■ Текст для чтения:
3 февраля 2016 г.
Вы знаете, что отец Георгий очень любил и почитал память отца Александра Меня. Он при жизни отца Александра, наверно, не был среди самых близких ему людей, но он считал отца Александра Меня учителем, себя считал его учеником. И, безусловно, многие увидят в лице отца Георгия одного из главных продолжателей дела отца Александра, именно просветительского дела. Я помню, как он однажды на мой вопрос: «Все-таки как вы решились рукоположиться?» – он мне сказал: «Очень долго я не мог решиться, всё думал, думал. А тут вдруг 9 сентября 1990 года мне позвонили, сказали: “Убили отца Александра”. И я решил. Я понял, что обязательно надо рукоположиться, обязательно в Русской Православной Церкви, для того чтобы продолжать дело отца Александра».
Мы преподавали в одном институте, у нас были параллельные курсы и группы. Георгий Петрович был известен тем, что был блестящим преподавателем. Еще он был известен таким инцидентом: однажды своей жестикуляцией он опрокинул бюст Ленина. Это был большой скандал в институте!
Я помню, что, когда стало известно, что Георгий Петрович становится священником, все в ИнЯзе были просто в шоке. Шок этот имел разные причины. Вот первая. Все считали, что пропадают его таланты. Блестящий ученый, замечательный преподаватель – что он будет кадилом махать? Читать какие-то непонятные формулы, заклинания? ИнЯз очень светский институт, и поэтому многие говорили: «Абсолютно непонятно, зачем ему это нужно». Считали, что он зарывает свой талант в землю. Была и вторая причина. Георгий Петрович все-таки был утонченным интеллектуалом, довольно самоуглубленным, очень импульсивным и иногда не очень здоровым. Поэтому многие сомневались, сможет ли он быть хорошим священником. Все-таки как интеллектуал он общался с определенным контингентом людей, не со всеми. А священник должен уметь общаться со всеми: с простыми людьми, с детьми и так далее. И еще была одна причина для сомнений. Все знали его позиции и думали: «Ну вот, он станет священником Русской Православной Церкви. Либо он изменит свои позиции, либо больше не сможет их высказывать».

[Строки из набора данных]
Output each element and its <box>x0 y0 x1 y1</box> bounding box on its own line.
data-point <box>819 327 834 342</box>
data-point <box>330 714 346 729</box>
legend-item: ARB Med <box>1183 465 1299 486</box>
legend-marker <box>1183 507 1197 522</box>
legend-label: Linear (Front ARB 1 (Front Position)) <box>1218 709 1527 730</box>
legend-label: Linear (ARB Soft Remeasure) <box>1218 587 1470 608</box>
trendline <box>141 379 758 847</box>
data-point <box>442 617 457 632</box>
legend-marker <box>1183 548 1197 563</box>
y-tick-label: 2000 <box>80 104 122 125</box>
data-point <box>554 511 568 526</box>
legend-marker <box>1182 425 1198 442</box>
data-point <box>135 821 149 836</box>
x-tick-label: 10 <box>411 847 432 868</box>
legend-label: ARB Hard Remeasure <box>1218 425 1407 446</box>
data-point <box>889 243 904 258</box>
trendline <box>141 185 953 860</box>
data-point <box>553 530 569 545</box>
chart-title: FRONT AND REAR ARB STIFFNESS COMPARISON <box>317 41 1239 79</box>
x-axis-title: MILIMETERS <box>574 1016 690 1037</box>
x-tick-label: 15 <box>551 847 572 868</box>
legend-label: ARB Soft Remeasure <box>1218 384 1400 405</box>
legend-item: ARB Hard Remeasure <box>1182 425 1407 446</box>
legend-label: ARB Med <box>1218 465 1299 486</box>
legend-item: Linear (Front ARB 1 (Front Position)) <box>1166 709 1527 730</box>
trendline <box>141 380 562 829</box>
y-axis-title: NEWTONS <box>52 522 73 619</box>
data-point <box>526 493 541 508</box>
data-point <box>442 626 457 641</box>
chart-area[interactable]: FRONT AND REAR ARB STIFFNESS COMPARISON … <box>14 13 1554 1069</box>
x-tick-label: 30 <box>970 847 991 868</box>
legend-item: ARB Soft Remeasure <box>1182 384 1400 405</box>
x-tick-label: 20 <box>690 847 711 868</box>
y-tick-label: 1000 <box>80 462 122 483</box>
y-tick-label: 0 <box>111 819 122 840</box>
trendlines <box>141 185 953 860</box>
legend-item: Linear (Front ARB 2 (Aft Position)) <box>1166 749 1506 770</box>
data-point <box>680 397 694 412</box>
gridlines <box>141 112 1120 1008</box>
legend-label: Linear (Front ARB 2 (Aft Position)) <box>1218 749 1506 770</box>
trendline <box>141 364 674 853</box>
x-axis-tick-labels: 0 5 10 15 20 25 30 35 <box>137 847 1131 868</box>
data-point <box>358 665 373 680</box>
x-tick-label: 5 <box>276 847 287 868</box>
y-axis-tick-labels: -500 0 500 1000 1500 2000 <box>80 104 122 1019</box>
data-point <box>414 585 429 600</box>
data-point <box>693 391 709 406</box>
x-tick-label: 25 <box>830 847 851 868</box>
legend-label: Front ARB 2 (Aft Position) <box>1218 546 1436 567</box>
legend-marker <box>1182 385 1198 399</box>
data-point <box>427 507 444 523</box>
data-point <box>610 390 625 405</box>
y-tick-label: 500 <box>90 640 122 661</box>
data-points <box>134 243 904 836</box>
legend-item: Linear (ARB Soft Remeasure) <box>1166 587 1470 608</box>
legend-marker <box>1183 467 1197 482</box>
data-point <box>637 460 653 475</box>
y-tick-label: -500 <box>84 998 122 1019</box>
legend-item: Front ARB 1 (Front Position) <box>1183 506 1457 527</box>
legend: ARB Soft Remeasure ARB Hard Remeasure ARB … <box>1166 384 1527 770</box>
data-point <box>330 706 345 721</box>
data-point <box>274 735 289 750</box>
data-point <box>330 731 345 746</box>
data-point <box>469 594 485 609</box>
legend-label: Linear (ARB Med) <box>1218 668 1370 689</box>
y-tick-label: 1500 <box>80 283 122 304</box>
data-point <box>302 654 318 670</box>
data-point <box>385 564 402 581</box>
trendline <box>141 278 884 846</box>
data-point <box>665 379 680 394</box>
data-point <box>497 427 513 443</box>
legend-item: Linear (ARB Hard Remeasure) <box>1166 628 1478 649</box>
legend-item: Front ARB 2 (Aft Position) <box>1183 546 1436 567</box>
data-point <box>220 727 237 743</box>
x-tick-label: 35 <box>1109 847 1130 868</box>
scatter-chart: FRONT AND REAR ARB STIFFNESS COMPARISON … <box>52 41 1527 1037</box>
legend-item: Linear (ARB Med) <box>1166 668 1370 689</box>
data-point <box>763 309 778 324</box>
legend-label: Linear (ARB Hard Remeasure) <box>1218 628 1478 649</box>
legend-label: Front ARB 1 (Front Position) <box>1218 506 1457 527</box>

■ Задание:
Ответьте на вопросы по воспоминаниям об отце Георгии:
(a) Какого числа ему позвонили и сказали, что убили отца Александра?
(b) Что однажды опрокинул Георгий Петрович своей жестикуляцией?
(c) Какая была первая причина шока в ИнЯзе, когда стало известно, что он становится священником?

■ Правильный ответ:
(a) 9 сентября 1990 года.
(b) Бюст Ленина.
(c) Все считали, что пропадают его таланты.